-- TEXT BLOCK --
........
To much space in MMOs

I hate it, because it happens in all modern 3D MMOs. Rooms, citys and mostly everything is designt to fit many people in one place. Which means that there is always a lot of space in an area in which the characters just look very small. Its even more annoying, that there are rarely any details to find and everything looks like an storage area. Which it actually is by design. An storage area for characters, NPCs and Mobs. Thanks to this, places never seen realistic, existing, meaningful and copy'n pasted.
I know that you have to design places bigger then in reality for an 3rd camera perspective or it looks wrong, too. But I thing most level-designers dont know the right balance of too big and too small. It also gives to the feeling of an adventure, that's not designt for you alone. What is also right. But in a game, the player should always feel that the world exists only to tell his story. Magic comes through illusions.

Cities_4_1_Teaser.jpg

cityOfHeroes.jpg

Star_Wars_The_Old_Republic_05.jpg
 
Small Text = Damn near a deal breaker (PC Devs turned Console Devs, I'm talking directly to yOU!!!)

Small Character on screen = Instant NO Buy

Slow Moving Character = Deal Breaker unless you can upgrade speed

Status Quo end Credits = Just Annoying. I have always felt the end credits is the Dev's chnace to leave a lasting inpression on the gamer. It's a wasted opportunity if not taken advantage of IMO.
 
- Overarching plot with JRPGs being eclipsed by a billion different other subplots/themes, diminishing the importance of the main story in general

Interesting that you should say that. I also dislike it, and found an old interview with Square translator Ted Woolsey in Super Play magazine (http://smc.smallcave.net/woolsey/superplay.php) where he comments on this phenomenon:

Q: Aside from the basic difference in languages, do you experience a lot of problems when you're dealing with distinctly Japanese cultural points or cultural references?

A: Oh yes. And a lot of the problem lies with the basic expectations of the gameplayer. Japanese RPGs come from a textual background; from short stories, Manga and novels. In Japanese literature, typically, the need for a strong beginning, middle, and end is not that great. The Japanese tend to savor the episodic elements of an adventure; brief jaunts off on sidequests which bear no relation to the main game are welcomed in Japan, but here in the US - and I guess in Europe too - players tend to react like 'Now what was all that for? What a waste of time!'. So in some ways it's difficult to translate a game that was designed for the Japanese market because the gameplayers themselves are very different - it's not just that they speak a different language.
 
Over-use of voices that accompany attacks in games, and as a subset any really annoying voice acting that comes with those characters. I just won't buy the game if I see it anywhere.
........
-- DATA LISTING --

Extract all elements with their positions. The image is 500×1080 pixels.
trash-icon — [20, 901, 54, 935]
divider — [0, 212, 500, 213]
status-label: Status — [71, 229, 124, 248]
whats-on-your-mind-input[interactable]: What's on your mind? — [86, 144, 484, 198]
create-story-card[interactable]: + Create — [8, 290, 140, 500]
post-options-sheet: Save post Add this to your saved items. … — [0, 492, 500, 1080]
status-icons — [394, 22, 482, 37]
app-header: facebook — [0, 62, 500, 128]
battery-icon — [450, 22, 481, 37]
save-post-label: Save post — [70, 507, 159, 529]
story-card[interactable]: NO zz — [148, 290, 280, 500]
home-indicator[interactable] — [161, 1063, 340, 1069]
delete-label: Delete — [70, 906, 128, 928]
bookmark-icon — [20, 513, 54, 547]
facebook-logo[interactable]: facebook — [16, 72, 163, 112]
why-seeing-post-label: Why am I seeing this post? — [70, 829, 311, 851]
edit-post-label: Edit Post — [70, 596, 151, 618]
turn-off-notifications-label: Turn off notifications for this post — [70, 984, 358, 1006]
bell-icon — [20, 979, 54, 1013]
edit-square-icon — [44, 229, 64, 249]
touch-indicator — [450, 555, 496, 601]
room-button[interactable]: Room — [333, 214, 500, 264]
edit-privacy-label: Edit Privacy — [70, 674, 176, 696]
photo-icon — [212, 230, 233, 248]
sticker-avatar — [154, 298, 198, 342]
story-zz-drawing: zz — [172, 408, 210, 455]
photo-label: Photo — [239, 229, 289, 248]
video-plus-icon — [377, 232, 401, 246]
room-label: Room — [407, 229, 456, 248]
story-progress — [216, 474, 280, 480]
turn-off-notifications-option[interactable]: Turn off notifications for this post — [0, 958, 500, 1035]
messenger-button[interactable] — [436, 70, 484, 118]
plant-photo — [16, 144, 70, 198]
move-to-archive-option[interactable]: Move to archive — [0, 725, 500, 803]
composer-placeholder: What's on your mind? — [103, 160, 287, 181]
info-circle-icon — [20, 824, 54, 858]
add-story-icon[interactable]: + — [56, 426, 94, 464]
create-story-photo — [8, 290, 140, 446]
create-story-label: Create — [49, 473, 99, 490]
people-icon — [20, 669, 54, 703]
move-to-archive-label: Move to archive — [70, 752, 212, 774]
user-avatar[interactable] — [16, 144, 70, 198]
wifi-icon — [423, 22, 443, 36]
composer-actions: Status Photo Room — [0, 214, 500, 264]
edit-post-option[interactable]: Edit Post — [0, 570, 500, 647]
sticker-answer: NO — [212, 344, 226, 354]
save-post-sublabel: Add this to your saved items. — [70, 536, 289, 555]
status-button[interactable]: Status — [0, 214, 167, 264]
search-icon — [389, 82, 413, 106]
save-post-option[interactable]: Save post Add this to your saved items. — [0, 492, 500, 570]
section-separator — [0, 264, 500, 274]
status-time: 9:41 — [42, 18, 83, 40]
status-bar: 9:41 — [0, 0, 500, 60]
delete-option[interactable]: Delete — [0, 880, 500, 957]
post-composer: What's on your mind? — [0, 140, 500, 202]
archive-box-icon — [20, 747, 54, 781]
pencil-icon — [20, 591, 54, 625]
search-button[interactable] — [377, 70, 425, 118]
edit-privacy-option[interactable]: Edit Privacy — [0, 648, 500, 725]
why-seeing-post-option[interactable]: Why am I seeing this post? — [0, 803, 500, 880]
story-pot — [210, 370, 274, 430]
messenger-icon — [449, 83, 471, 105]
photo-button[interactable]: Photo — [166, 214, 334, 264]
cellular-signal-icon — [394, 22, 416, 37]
........
-- WHAT YOU WILL DO --
1 - According to the interview quoted in the game complaints thread, where do Japanese RPGs come from?
2 - Please mark each statement yes or no based on the game complaints thread, quoting the words that decide it. (a) Sidequests unrelated to the main game are welcomed in Japan. (b) Most level designers know the right balance between too big and too small. (c) A slow-moving character is a deal breaker even if speed can be upgraded.
The records aren't needed for any of this.

-- RESPONSES TO THE EXERCISE --
1 - They come from a textual background: short stories, Manga and novels.

2 -
(a) Yes: "brief jaunts off on sidequests which bear no relation to the main game are welcomed in Japan"
(b) No: "But I thing most level-designers dont know the right balance of too big and too small."
(c) No: "Slow Moving Character = Deal Breaker unless you can upgrade speed"